↓

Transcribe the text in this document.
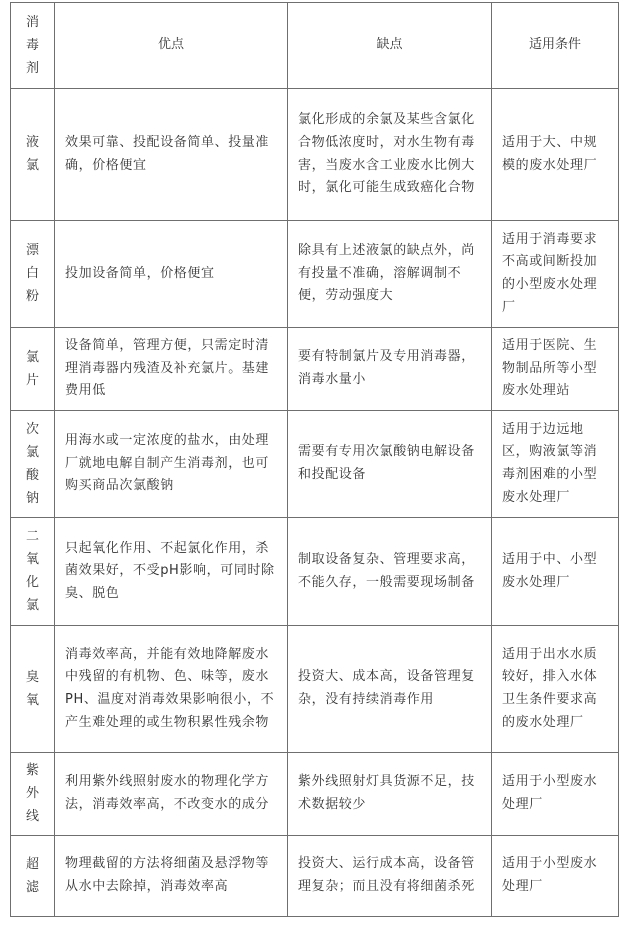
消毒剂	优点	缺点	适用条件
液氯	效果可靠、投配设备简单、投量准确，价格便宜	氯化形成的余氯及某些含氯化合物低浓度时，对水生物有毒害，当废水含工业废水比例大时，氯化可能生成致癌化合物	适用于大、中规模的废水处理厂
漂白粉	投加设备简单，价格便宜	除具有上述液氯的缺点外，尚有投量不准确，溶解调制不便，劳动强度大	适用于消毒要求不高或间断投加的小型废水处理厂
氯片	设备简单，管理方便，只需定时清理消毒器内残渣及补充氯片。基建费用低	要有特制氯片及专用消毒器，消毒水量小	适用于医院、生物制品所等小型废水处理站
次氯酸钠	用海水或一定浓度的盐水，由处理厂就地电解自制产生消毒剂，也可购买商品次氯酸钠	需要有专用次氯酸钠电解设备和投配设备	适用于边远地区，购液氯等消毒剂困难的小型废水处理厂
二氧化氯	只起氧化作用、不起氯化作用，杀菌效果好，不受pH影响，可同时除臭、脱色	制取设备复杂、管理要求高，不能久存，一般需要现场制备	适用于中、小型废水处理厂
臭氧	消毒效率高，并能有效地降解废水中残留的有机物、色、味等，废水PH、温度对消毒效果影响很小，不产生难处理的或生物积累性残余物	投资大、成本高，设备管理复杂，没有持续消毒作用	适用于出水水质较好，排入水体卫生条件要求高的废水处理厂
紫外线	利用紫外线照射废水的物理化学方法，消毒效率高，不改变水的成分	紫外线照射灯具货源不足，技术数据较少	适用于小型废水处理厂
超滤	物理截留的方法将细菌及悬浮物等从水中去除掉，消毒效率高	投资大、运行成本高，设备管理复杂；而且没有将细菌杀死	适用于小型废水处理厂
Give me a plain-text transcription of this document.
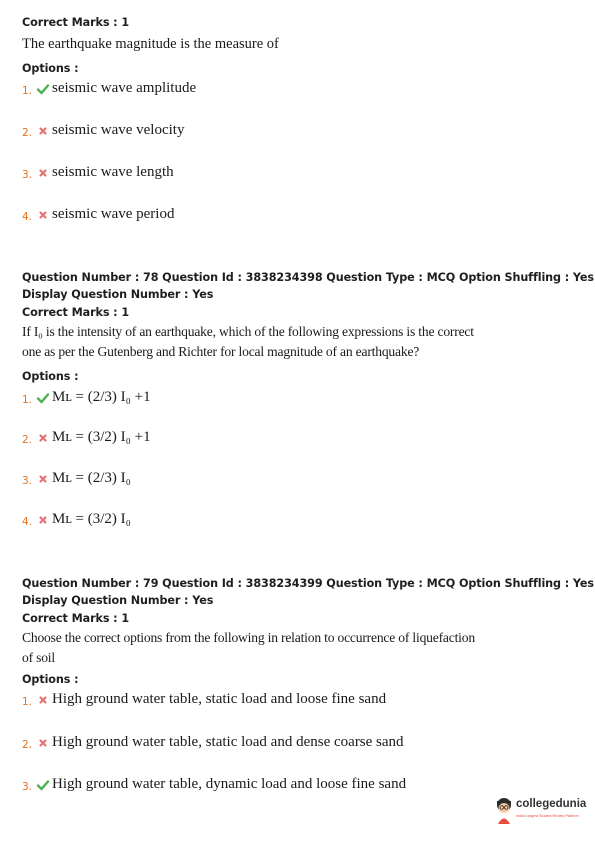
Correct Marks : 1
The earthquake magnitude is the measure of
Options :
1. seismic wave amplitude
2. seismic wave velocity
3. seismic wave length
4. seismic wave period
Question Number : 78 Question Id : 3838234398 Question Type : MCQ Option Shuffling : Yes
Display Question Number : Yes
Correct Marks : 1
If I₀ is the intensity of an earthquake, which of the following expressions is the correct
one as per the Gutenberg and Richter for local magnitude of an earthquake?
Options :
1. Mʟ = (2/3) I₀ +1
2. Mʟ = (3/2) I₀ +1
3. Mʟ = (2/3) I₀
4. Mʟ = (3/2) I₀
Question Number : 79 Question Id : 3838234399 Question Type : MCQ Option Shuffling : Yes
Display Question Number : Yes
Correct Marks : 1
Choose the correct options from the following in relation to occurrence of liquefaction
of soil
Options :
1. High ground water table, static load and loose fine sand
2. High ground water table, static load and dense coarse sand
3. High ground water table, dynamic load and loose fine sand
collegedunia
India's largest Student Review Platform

↑
↓

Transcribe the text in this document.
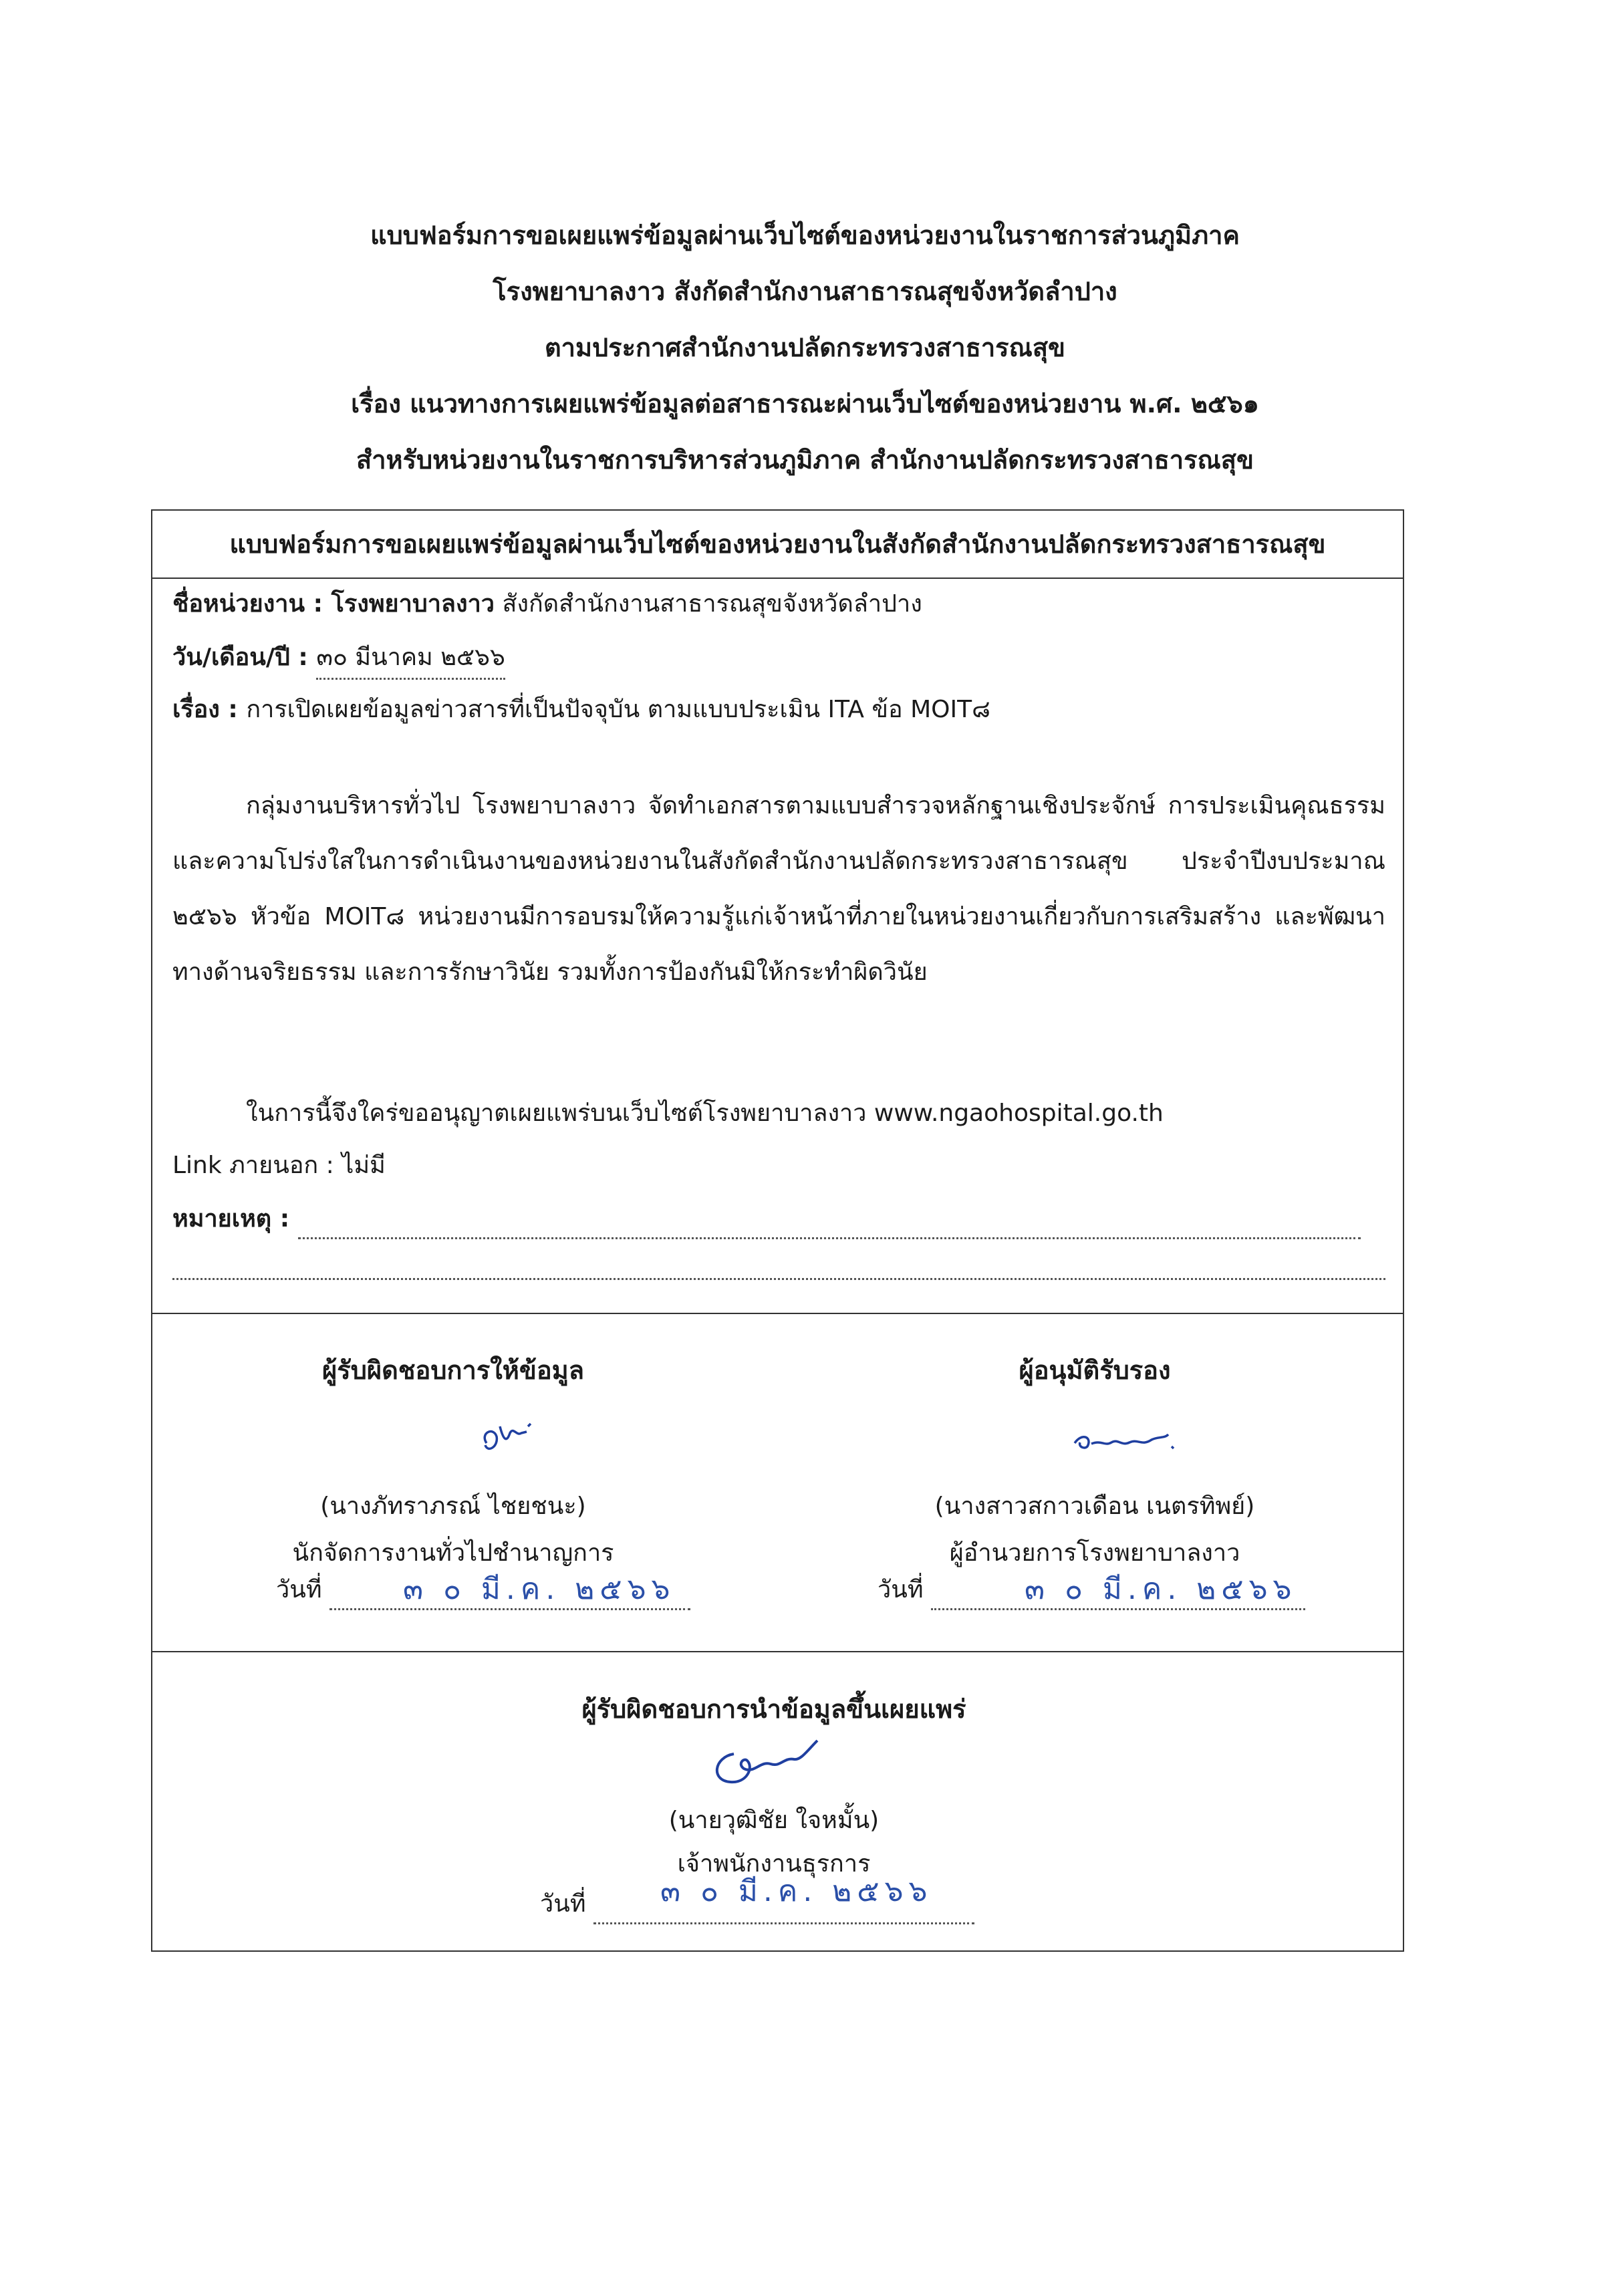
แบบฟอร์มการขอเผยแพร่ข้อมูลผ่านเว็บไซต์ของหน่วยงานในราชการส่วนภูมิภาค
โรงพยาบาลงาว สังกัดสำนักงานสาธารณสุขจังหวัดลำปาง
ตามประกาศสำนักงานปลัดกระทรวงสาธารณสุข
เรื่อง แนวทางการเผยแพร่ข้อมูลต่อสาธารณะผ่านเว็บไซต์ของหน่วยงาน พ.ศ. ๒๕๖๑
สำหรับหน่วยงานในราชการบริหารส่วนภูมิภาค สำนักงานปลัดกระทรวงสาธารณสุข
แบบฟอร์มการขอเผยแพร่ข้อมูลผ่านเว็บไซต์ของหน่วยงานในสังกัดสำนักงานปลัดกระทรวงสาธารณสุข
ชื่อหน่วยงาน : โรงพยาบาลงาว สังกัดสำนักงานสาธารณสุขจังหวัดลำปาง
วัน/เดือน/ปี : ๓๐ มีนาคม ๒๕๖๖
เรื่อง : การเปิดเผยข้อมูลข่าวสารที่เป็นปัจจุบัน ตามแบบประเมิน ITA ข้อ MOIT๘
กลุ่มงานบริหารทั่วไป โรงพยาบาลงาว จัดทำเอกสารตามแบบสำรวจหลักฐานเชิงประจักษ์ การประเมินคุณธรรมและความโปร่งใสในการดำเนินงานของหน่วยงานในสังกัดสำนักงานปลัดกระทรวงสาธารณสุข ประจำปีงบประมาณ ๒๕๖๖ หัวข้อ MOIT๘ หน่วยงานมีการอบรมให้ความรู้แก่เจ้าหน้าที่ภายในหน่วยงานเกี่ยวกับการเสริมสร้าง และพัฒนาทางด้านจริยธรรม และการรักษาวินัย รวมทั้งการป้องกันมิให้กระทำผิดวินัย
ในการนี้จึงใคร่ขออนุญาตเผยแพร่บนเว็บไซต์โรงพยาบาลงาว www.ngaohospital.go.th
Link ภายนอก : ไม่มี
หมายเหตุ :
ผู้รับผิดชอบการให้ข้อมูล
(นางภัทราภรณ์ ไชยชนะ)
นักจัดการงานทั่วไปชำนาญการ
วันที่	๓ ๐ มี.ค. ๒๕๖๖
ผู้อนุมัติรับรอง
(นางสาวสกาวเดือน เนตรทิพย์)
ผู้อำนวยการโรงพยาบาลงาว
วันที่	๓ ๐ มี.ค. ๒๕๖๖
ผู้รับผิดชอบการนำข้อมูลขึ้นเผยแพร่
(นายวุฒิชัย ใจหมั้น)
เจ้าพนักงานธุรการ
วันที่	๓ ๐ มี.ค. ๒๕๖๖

↑

Task to carry out: In the records above, locate the lines holding the word "static". Copy each of them.

Worked answer:
1. High ground water table, static load and loose fine sand
2. High ground water table, static load and dense coarse sand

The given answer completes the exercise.